-- Start Listed records --
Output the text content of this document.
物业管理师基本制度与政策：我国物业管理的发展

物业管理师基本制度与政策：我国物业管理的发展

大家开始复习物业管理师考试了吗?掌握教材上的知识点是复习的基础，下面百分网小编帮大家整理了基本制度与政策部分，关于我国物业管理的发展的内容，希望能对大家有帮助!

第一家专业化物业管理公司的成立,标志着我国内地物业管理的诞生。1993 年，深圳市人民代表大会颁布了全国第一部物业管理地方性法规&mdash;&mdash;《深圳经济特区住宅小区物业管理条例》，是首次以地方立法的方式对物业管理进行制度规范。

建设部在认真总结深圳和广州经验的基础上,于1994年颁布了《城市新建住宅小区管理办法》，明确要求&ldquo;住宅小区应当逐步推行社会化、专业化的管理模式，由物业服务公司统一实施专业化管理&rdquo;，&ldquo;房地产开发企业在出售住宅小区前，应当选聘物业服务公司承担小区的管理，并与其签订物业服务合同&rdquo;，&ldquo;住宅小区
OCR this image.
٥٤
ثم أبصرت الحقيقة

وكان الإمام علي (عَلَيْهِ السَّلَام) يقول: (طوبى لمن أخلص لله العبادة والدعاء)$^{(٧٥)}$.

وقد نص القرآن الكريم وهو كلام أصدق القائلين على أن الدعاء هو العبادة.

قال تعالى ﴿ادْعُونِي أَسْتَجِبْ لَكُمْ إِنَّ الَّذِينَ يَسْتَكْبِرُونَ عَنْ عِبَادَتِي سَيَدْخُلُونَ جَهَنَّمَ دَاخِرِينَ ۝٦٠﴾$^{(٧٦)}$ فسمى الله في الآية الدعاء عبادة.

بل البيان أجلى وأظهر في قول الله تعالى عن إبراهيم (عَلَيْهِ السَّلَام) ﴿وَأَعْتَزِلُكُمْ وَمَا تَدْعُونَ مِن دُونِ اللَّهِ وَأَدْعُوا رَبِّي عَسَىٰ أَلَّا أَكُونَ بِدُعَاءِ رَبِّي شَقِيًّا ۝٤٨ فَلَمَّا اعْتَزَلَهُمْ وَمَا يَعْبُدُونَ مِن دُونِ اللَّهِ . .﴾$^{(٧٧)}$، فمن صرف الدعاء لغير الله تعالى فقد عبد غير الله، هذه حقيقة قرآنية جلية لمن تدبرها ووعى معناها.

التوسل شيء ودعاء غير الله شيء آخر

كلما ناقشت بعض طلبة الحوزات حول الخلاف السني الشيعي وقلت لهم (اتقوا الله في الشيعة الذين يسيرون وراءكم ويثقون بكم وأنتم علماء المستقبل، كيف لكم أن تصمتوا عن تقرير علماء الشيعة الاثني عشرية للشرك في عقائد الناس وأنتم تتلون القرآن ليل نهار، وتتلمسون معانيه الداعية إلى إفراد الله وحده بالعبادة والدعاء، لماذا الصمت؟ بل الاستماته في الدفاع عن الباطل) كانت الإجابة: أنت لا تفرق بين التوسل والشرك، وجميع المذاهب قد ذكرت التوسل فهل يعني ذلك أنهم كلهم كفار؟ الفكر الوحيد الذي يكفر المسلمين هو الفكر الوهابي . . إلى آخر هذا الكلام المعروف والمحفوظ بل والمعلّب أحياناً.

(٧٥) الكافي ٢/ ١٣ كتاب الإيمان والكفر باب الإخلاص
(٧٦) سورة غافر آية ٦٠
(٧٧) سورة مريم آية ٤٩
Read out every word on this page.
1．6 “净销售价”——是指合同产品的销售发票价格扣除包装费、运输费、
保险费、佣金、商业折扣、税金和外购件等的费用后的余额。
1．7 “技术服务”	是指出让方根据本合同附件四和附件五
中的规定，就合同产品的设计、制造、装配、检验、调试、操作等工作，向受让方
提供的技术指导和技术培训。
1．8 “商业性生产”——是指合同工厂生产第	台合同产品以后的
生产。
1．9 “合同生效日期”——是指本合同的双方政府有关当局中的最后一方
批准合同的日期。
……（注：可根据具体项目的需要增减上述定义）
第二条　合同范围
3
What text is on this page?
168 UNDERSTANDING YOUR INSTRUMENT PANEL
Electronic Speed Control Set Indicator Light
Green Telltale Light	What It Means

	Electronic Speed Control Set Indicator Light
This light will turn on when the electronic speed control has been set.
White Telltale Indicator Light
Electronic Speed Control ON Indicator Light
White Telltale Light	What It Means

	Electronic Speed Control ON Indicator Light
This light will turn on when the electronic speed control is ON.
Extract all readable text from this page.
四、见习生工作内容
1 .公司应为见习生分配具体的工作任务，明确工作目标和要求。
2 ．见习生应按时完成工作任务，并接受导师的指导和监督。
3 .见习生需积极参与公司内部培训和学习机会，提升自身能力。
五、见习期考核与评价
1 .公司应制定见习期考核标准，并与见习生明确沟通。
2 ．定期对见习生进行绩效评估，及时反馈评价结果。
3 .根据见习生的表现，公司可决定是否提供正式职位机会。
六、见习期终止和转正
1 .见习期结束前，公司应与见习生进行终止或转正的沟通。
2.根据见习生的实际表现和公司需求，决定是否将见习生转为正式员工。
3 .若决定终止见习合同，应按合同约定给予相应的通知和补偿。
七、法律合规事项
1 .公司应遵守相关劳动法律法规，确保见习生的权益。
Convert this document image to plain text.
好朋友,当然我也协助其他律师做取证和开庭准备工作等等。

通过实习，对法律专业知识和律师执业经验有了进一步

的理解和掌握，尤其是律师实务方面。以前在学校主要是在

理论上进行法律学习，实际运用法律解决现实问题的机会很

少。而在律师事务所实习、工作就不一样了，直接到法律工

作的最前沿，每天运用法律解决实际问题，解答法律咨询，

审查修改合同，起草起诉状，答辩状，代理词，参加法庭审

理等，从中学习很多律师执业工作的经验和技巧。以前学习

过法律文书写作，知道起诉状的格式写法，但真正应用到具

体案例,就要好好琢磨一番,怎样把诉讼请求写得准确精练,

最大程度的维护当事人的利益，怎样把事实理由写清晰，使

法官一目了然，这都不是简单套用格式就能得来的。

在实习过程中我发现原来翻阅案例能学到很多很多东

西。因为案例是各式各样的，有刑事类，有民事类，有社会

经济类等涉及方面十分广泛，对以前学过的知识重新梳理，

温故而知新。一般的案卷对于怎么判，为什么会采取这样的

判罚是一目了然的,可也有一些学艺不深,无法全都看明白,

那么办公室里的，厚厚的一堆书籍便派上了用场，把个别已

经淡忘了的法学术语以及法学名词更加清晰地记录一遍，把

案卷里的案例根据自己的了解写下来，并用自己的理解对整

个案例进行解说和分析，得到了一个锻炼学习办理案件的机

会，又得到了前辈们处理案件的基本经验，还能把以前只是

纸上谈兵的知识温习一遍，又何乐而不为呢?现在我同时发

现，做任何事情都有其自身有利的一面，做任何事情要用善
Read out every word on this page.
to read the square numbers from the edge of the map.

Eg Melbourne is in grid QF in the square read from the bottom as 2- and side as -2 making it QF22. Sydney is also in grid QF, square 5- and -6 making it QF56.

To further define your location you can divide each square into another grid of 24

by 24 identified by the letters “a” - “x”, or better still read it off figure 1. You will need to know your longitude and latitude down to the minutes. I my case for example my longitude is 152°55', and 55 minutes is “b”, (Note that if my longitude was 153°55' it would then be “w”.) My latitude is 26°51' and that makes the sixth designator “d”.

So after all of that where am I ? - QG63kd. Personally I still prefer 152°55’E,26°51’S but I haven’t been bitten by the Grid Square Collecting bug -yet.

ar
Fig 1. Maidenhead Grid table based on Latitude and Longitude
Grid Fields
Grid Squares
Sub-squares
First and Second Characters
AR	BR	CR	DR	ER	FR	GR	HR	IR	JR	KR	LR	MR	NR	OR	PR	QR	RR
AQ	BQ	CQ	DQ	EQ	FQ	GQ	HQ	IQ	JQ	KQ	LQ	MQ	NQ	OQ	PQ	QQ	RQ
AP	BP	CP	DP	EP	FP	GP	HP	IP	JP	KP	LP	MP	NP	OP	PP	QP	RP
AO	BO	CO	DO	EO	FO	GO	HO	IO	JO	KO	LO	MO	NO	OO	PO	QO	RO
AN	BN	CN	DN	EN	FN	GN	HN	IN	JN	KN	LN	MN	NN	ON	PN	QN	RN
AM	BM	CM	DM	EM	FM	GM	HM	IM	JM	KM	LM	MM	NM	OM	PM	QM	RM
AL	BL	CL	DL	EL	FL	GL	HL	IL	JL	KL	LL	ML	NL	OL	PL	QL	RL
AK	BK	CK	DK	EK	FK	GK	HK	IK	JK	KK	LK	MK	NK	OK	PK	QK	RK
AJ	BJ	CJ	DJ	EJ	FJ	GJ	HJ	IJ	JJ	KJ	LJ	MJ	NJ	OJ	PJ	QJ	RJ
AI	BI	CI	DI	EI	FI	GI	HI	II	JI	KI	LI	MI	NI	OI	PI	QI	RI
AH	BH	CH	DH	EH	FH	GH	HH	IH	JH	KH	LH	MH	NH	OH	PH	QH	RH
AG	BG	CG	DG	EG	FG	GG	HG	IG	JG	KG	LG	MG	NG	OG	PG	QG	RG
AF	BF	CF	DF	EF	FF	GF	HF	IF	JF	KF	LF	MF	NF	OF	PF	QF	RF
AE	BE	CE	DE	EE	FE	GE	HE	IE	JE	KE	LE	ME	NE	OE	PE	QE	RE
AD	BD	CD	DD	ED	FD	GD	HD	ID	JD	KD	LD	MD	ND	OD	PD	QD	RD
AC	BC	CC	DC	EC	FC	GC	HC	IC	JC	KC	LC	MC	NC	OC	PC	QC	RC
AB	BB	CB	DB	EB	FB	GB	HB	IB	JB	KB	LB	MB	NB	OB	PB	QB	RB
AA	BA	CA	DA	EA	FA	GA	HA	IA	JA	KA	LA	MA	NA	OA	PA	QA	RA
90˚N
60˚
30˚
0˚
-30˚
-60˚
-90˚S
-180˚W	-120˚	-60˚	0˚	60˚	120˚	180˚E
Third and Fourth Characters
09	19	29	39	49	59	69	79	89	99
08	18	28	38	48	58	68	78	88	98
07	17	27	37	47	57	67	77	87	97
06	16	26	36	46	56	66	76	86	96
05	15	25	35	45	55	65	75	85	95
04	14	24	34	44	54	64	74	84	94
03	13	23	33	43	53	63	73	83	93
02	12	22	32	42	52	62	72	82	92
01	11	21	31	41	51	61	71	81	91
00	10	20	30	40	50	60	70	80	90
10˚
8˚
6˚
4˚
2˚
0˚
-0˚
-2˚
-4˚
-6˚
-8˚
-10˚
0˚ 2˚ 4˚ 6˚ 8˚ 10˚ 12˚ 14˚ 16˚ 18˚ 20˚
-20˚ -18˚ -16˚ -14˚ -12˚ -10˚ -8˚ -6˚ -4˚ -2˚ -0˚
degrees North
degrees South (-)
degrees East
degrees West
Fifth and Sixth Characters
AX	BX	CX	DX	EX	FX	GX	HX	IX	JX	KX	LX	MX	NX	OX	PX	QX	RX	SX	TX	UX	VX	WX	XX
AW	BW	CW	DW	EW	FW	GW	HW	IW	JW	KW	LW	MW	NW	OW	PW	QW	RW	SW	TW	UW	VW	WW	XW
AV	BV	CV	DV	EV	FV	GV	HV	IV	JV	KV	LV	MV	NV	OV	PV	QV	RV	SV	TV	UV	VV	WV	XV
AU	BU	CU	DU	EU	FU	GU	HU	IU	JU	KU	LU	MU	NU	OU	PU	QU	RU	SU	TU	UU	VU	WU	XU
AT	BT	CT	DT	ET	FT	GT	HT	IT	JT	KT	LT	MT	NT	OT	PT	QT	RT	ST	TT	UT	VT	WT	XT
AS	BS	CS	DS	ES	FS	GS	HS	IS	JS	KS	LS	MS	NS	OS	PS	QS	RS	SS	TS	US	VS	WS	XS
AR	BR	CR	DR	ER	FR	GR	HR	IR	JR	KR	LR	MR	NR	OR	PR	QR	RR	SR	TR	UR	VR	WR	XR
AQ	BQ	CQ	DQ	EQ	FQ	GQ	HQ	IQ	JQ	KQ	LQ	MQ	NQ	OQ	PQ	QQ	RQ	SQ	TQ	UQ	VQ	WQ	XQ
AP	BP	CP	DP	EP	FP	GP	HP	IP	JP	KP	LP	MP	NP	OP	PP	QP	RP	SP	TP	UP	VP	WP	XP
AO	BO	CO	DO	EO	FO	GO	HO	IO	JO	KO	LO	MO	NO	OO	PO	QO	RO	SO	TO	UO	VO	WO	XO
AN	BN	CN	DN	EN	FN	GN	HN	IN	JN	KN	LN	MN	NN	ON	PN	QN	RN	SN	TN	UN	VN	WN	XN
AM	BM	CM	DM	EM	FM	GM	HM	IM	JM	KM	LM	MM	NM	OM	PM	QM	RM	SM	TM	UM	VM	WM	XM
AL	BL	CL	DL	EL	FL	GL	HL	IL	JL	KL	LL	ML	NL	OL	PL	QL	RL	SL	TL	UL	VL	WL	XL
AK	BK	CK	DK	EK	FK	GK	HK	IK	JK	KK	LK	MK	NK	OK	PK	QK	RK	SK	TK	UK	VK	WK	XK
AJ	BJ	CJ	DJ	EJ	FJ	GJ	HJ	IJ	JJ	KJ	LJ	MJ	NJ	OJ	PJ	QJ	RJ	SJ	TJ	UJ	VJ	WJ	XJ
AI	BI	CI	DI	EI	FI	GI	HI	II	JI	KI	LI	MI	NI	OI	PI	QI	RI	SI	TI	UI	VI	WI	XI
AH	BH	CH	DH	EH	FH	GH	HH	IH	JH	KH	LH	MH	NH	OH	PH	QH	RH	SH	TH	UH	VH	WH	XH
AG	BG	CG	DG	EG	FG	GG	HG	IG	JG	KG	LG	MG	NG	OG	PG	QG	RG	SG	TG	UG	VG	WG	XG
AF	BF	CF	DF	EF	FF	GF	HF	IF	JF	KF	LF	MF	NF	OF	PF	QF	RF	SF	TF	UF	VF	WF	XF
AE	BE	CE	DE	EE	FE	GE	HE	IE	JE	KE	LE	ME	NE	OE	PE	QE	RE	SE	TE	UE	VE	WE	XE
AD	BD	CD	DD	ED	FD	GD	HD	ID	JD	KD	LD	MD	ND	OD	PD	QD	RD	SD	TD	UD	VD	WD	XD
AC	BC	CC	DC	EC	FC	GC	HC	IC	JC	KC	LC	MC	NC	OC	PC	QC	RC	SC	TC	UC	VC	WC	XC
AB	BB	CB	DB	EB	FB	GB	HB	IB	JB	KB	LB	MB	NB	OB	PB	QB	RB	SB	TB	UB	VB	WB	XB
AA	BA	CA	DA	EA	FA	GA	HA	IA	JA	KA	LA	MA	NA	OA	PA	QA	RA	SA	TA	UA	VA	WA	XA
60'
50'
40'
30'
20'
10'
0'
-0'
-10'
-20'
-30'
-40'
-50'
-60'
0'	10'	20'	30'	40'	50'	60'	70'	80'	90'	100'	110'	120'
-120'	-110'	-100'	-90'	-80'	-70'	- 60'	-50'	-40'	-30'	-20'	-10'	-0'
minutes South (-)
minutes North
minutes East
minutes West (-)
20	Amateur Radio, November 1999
-- End Listed records --
_Work to be completed_
Nothing but a number is needed here: how many lines hold the string "turn"?

_Output below_
2